▶ Exercises
1. Which two plugins does the WordPress maintenance text name as examples for automating database cleanup?
2. Resume the WordPress maintenance text after its last sentence.

▶ Extract to read

.....

WordPress stores all the information about your instance in a database. Over time as your site grows and changes, the database can become slow and unresponsive. Typically, unused, orphaned and duplicated data in your WordPress tables cause this performance degradation. Regular maintenance can optimize your database and help you reclaim some storage space.

You could perform this task manually or use a WordPress plugin to automate the job for you. WP-Sweep and Advanced Database Cleaner are two good examples. Before installing and running these plugins, a good idea is to ensure you have a restorable backup if something goes wrong. Backing up your site before making any changes is always a good practice and should be done before any scheduled maintenance.

Check and Remove Broken Links

Broken links, whether they are internal or external, detrimentally affect user experience and SEO. As they do not offer a smooth workflow back to your site and negatively impact search engine crawlers, you should regularly check your site for these errors. However, finding broken links can be an overwhelming task if you had to click on each one manually. Thankfully, several plugins can automate this task for you. As shown in the image below, searching for "broken link" on your WordPress Add new Plugin page brings up several checkers to help you.

However, as these tools run and search every existing link on your site, they can affect your WordPress instance's performance. You can mitigate this risk by only activating the relevant plugin during your maintenance window. In this way, you can minimize the risk of a poor user experience.

Check Your Site's Performance

As part of your maintenance tasks, you should regularly check your site's performance using automated testing tools. PageSpeed Insights from Google can provide you with a good indication of your site's page load speeds. As illustrated in the image below, this tool also provides recommendations that you can action to speed up your site.

Your website's performance is always a snapshot taken at a particular point in time. As you need to monitor it for any degradation, regularly performing these page speed tests can help you create a baseline. You can then track your site for any deviation and implement additional performance-enhancing measures as needed. A slow-loading website not only affects user experience but can also negatively impact your search engine ranking. Adding a speed check as part of your regular maintenance task can help you track and monitor this vital component.

.....

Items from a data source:

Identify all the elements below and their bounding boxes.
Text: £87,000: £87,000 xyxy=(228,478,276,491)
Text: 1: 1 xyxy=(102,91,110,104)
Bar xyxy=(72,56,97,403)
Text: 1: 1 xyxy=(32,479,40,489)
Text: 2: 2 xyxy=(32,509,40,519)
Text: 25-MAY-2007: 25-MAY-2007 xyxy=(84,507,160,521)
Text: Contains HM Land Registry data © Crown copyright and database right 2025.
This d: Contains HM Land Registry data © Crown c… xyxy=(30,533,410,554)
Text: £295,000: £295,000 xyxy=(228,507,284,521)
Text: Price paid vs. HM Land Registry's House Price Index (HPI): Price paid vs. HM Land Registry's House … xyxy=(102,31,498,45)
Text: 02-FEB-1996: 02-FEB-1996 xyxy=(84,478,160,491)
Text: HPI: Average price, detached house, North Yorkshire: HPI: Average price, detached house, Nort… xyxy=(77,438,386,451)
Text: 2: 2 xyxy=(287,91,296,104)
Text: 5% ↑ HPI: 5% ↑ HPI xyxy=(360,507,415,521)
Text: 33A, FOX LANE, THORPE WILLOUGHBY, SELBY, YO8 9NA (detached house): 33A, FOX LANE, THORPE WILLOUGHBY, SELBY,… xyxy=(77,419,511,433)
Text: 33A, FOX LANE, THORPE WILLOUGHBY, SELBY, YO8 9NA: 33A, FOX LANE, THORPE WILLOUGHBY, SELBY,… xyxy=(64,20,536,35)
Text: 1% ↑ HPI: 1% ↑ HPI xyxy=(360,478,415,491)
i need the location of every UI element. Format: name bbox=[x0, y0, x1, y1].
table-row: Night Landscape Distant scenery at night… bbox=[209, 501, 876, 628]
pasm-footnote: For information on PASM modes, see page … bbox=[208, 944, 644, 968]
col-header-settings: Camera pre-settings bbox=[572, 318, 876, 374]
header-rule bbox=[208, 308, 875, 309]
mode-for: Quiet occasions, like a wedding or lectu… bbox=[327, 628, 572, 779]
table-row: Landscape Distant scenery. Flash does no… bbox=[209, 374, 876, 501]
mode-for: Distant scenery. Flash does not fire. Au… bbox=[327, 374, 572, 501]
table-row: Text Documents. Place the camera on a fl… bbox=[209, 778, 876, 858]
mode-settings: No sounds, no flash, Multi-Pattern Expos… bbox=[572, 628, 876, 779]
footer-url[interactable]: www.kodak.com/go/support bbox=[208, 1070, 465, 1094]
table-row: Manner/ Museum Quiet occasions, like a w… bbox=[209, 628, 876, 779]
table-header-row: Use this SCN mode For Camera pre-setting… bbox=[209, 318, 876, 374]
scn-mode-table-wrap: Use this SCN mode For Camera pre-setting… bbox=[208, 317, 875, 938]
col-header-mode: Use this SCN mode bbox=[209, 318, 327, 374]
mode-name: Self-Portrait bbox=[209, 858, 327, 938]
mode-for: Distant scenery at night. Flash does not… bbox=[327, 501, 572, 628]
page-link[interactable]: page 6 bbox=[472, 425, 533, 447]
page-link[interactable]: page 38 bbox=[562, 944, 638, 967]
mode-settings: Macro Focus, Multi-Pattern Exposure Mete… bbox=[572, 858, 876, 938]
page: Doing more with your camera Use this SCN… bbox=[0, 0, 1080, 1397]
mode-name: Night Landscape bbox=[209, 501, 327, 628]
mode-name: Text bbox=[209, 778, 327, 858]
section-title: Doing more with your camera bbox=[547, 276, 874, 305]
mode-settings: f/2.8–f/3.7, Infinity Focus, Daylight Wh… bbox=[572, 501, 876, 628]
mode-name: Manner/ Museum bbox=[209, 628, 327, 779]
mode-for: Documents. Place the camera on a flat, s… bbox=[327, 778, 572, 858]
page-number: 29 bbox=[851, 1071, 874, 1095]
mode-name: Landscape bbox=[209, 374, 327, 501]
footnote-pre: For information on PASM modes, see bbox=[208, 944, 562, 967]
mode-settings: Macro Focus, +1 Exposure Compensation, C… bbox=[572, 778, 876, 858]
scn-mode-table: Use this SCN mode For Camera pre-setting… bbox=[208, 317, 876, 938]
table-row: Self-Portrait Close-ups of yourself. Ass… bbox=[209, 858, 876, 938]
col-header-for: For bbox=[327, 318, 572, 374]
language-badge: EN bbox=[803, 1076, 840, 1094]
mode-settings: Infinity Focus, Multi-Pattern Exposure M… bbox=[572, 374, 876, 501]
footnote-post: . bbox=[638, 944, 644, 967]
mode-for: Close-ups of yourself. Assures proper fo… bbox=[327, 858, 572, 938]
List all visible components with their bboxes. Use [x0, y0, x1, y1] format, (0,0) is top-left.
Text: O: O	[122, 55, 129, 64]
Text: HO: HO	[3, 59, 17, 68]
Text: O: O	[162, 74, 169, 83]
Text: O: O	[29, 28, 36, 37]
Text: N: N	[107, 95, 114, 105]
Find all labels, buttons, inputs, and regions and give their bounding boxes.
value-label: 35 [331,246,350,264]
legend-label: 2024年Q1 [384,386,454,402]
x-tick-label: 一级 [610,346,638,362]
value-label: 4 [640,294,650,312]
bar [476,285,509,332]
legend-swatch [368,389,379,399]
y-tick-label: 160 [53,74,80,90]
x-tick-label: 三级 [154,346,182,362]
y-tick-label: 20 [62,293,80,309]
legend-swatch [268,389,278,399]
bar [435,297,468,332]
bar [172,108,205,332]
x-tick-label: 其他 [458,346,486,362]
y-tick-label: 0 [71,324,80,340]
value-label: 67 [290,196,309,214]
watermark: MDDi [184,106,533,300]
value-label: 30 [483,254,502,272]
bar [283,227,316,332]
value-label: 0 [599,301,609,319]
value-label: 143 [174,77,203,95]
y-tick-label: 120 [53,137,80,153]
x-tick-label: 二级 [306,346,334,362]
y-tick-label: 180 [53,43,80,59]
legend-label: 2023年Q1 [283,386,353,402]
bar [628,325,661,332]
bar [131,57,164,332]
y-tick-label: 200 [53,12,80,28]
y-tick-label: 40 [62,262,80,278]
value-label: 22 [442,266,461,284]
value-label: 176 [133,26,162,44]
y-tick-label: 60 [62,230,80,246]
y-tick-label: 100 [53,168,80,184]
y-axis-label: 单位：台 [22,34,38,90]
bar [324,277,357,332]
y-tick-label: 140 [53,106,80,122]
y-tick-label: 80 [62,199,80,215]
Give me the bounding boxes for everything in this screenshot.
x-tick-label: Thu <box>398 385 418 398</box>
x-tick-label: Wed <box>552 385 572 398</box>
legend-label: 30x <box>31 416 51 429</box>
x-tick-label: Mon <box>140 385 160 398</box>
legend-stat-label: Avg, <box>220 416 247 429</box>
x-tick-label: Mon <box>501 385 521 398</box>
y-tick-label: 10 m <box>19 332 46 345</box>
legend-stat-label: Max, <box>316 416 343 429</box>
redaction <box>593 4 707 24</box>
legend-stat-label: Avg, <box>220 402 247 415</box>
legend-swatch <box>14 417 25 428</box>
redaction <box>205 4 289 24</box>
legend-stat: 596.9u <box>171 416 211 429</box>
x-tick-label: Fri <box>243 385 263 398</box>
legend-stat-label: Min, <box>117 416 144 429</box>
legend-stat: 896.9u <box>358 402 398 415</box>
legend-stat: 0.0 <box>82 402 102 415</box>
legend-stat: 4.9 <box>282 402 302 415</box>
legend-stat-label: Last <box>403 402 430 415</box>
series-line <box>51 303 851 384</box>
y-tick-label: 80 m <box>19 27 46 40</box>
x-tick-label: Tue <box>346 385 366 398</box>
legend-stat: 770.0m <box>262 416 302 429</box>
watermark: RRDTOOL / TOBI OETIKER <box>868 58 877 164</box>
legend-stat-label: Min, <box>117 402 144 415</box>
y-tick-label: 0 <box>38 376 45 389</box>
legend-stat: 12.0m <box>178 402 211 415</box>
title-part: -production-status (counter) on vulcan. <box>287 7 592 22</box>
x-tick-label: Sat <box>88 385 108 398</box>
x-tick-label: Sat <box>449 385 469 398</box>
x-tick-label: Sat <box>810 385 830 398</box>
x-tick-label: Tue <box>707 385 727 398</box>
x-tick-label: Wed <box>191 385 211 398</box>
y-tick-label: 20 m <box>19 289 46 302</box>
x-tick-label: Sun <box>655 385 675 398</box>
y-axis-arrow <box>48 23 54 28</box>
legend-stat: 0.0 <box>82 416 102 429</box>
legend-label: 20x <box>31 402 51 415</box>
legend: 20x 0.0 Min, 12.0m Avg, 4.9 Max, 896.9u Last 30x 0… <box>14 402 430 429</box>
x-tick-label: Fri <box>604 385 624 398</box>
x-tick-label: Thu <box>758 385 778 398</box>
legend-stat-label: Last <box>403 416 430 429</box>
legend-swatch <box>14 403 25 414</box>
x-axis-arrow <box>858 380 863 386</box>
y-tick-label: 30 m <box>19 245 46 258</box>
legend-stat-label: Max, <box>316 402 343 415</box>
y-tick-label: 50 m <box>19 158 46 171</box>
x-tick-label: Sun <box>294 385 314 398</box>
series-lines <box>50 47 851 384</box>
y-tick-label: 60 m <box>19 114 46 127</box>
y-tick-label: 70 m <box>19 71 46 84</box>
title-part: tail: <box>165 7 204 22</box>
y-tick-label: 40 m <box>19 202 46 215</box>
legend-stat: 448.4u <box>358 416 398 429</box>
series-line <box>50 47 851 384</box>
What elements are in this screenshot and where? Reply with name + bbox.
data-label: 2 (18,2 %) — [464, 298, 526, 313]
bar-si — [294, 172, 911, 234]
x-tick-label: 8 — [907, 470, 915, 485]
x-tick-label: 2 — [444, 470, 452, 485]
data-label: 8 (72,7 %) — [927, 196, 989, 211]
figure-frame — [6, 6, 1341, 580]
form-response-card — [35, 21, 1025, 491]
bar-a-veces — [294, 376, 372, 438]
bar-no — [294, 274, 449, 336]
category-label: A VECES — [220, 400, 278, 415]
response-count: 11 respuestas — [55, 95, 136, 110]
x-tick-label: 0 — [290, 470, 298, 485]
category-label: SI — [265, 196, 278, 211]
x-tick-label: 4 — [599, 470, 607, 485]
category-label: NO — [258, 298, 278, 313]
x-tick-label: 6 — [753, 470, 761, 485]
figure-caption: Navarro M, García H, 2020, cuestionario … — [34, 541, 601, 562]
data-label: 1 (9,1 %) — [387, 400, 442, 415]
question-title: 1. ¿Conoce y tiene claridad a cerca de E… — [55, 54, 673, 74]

.....

▶ List of answers
1. WP-Sweep and Advanced Database Cleaner.

2.
Maintenance Window

When performing maintenance on your WordPress instance, you need to choose an appropriate time slot. Administering some of the tasks detailed in this post does take your site offline for the process's duration. Ideally, you should select a period where there are no visitors to your site. Leveraging a service like Google Analytics can help you pinpoint the ideal time to perform your maintenance. If you host an international site with visitors accessing your content 24 hours a day, you may need to consider scaling out your WordPress platform. By leveraging a service such as a load balancer, you can increase your instance's fault tolerance while significantly improving your site's performance.

If scaling your WordPress solution is not an option, you should let your users know that your site will be undergoing maintenance. By placing a banner on the site a few days before the time, you can alert your users to the planned downtime. Alternatively, you could also broadcast the same message across your social media channels to increase awareness. Several plugins can help you create a professional maintenance page that users will see while your site is offline. You can find these by searching for "maintenance" on your WordPress Add new Plugin page, as shown in the image below.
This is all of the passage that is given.